■ TASK GOAL
From the entries below, please gather each line containing the string "elements".
-- START --
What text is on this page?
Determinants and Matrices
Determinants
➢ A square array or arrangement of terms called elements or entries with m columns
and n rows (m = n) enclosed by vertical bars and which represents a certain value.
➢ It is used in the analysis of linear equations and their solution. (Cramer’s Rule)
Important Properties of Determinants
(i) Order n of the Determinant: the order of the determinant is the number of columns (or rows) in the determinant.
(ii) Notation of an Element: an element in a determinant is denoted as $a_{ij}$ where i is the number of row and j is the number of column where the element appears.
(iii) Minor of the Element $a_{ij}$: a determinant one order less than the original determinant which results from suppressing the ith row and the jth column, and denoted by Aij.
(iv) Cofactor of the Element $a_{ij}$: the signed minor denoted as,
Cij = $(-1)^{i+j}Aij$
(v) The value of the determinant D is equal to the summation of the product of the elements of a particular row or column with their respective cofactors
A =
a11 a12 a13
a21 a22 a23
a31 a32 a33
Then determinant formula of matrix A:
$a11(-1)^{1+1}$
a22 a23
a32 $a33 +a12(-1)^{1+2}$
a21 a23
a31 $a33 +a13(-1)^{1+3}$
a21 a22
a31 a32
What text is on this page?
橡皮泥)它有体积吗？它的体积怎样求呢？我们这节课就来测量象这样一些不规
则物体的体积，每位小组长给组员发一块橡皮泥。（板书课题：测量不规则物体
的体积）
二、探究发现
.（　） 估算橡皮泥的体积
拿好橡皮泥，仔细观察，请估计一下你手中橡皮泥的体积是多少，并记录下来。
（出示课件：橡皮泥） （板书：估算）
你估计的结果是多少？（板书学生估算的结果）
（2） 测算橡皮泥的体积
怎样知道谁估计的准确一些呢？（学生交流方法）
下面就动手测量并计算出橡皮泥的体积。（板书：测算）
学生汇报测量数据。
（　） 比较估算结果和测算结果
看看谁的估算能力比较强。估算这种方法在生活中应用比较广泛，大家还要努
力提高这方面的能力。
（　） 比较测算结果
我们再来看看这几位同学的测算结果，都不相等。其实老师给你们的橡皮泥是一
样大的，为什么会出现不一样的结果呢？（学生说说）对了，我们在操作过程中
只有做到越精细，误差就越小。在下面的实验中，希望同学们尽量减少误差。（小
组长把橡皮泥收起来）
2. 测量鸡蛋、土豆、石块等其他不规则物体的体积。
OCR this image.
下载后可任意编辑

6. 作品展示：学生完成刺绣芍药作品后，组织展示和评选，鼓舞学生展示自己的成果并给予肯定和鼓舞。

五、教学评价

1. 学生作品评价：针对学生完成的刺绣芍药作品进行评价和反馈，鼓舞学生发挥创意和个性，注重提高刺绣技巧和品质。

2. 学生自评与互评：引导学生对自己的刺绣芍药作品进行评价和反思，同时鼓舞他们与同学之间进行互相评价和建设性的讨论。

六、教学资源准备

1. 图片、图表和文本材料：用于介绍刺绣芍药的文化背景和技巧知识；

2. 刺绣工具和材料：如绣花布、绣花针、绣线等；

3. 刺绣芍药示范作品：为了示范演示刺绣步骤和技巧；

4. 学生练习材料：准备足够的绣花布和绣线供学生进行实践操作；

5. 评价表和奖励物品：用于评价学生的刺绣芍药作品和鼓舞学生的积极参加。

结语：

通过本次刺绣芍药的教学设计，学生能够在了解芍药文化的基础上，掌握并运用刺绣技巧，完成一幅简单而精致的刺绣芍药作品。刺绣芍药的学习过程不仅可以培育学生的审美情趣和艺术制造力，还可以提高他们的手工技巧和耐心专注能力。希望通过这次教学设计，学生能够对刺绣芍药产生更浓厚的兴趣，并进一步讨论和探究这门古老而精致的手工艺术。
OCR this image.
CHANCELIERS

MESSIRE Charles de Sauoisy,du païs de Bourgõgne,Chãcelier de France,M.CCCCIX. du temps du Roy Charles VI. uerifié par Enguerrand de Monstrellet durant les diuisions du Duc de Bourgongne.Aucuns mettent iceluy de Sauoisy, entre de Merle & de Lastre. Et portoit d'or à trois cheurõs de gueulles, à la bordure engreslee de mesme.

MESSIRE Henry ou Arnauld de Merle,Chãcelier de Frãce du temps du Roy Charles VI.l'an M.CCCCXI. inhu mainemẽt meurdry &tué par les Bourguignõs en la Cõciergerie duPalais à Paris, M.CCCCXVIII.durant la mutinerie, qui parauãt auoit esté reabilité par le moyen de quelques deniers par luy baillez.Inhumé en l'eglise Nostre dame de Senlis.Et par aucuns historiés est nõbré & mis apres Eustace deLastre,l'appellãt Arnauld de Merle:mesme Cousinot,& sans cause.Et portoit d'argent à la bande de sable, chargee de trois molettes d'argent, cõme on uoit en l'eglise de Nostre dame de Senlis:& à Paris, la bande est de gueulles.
-- END --
■ RESULT FOR THIS EXERCISE
➢ A square array or arrangement of terms called elements or entries with m columns
(v) The value of the determinant D is equal to the summation of the product of the elements of a particular row or column with their respective cofactors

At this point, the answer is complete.